*YOUR GOAL*. Search the material for the string "into", then return every line where it is found.

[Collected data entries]
## Start

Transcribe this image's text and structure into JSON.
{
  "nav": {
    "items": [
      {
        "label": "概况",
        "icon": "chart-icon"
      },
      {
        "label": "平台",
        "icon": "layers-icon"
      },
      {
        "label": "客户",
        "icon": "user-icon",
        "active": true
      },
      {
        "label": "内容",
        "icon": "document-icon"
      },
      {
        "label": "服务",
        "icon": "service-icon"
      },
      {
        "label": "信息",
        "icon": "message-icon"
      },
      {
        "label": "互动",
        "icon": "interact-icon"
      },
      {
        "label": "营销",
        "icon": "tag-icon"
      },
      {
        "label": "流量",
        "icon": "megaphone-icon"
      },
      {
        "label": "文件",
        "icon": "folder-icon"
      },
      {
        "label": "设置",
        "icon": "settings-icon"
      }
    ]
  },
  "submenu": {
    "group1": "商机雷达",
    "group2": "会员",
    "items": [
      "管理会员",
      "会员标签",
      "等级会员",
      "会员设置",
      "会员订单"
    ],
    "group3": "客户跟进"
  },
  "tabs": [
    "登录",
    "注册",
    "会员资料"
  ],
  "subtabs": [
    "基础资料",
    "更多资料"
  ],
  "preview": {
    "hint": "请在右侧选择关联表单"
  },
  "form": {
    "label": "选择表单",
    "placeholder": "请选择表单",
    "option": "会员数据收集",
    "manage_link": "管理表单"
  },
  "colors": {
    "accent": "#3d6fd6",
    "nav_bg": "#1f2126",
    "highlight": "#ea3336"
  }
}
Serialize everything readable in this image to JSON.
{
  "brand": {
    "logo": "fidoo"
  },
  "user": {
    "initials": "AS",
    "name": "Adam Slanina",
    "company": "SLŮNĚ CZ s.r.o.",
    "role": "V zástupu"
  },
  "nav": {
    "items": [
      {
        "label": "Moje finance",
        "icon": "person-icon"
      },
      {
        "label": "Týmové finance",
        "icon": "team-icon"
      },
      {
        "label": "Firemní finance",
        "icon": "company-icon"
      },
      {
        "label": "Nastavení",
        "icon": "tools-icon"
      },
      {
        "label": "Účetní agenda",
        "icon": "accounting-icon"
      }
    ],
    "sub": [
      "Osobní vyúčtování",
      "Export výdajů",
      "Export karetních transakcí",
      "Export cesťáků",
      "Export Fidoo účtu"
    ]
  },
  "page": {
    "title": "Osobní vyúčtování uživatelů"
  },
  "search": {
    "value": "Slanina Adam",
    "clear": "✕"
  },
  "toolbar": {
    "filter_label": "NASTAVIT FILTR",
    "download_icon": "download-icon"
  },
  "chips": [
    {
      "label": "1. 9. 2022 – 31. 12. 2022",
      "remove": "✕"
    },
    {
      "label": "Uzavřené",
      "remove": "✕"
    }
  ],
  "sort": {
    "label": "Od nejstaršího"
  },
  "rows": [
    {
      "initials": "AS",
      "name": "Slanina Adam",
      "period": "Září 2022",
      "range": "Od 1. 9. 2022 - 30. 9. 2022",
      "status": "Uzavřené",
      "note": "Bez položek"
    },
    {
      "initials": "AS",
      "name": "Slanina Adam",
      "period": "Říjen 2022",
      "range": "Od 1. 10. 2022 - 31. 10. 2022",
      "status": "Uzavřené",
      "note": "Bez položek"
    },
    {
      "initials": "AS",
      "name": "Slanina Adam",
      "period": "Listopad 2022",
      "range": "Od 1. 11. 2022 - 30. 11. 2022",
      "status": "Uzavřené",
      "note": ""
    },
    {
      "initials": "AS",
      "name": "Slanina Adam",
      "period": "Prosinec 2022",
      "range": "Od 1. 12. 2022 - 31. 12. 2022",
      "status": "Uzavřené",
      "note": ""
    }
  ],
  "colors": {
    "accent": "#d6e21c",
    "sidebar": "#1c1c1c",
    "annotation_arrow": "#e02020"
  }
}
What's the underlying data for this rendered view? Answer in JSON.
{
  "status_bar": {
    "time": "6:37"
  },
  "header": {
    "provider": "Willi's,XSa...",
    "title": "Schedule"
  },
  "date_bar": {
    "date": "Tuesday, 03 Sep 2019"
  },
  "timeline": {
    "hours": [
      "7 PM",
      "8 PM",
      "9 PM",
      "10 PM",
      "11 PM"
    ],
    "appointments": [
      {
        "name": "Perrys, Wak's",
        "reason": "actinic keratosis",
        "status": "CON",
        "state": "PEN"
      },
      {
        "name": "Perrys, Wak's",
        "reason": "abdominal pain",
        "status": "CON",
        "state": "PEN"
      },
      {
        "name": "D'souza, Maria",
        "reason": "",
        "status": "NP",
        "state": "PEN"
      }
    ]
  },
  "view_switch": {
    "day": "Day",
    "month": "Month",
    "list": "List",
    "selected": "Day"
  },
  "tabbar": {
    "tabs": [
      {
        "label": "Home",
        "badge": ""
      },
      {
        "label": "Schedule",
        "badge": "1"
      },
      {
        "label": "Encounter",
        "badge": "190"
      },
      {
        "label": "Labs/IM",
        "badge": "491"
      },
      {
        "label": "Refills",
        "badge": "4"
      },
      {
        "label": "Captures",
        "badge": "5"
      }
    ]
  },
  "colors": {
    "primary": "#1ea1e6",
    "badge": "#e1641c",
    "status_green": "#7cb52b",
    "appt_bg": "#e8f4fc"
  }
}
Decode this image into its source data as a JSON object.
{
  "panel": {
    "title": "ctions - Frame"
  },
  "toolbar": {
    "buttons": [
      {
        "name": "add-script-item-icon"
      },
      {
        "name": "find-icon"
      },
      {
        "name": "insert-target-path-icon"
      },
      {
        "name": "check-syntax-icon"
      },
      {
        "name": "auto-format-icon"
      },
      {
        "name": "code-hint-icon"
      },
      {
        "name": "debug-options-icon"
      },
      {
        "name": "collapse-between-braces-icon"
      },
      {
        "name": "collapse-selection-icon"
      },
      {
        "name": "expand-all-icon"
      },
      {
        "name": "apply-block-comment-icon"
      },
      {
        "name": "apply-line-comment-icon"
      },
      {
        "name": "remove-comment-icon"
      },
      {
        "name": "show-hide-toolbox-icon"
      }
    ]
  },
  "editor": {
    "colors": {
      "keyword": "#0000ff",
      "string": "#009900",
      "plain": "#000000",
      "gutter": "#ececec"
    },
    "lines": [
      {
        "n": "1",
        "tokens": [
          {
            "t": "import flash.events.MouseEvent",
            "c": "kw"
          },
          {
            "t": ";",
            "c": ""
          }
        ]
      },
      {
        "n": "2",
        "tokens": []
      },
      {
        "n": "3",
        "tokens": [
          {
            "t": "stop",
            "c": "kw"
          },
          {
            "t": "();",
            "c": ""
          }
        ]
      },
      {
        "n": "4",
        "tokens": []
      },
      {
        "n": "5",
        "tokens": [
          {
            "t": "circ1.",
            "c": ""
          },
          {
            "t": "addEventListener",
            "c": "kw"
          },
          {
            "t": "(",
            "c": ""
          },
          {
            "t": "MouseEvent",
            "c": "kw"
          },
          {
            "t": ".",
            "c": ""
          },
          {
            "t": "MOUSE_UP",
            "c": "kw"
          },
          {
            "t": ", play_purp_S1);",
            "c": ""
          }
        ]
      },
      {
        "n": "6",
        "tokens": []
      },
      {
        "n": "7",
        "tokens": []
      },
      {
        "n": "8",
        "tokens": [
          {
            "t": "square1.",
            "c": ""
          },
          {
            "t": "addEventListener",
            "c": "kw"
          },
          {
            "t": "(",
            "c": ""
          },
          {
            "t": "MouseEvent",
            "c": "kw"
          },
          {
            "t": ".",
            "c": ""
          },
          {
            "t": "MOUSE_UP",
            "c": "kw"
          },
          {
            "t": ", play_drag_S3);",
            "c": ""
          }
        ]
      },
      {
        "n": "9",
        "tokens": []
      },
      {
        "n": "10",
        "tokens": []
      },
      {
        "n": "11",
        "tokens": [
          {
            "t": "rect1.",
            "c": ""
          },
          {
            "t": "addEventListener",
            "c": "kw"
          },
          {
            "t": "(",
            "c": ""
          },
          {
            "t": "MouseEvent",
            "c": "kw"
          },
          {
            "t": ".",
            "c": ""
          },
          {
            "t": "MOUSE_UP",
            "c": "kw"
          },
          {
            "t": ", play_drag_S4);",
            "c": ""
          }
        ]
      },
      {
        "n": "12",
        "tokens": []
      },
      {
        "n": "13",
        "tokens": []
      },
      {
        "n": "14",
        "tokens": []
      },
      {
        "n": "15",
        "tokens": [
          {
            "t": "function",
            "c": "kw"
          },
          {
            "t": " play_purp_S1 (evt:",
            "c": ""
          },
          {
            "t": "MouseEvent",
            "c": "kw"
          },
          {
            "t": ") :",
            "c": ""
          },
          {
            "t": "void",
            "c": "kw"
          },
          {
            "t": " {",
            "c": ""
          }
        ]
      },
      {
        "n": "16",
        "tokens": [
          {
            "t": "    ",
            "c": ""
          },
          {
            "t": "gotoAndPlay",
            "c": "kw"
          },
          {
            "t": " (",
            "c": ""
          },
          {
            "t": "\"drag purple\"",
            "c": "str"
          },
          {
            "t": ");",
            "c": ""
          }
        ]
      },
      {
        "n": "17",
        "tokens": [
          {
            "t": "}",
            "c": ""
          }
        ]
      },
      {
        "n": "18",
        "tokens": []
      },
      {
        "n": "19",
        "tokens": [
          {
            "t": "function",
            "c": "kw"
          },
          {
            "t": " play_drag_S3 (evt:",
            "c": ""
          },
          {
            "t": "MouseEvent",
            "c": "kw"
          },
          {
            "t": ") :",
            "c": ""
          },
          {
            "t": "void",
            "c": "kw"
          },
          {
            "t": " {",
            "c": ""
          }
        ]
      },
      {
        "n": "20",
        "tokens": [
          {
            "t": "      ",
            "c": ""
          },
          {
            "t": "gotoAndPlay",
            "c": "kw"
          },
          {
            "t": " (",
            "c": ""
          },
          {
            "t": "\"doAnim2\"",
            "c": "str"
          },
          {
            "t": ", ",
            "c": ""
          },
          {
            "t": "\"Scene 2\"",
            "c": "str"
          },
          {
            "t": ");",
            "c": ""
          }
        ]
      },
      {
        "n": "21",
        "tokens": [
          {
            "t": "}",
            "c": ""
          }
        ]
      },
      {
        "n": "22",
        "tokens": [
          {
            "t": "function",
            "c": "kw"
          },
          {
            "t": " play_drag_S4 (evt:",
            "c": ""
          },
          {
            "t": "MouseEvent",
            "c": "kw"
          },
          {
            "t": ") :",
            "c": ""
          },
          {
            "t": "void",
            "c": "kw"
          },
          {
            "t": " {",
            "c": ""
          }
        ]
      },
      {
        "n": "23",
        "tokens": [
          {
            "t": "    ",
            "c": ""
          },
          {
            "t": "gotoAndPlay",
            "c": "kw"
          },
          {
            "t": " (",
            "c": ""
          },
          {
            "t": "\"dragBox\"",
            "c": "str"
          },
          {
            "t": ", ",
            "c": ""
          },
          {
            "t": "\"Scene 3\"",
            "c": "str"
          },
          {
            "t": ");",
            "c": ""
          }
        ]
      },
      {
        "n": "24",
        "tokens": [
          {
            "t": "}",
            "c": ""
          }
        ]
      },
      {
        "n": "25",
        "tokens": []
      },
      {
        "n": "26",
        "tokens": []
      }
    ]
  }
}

## End

*SOLUTION*.
Transcribe this image's text and structure into JSON.
Decode this image into its source data as a JSON object.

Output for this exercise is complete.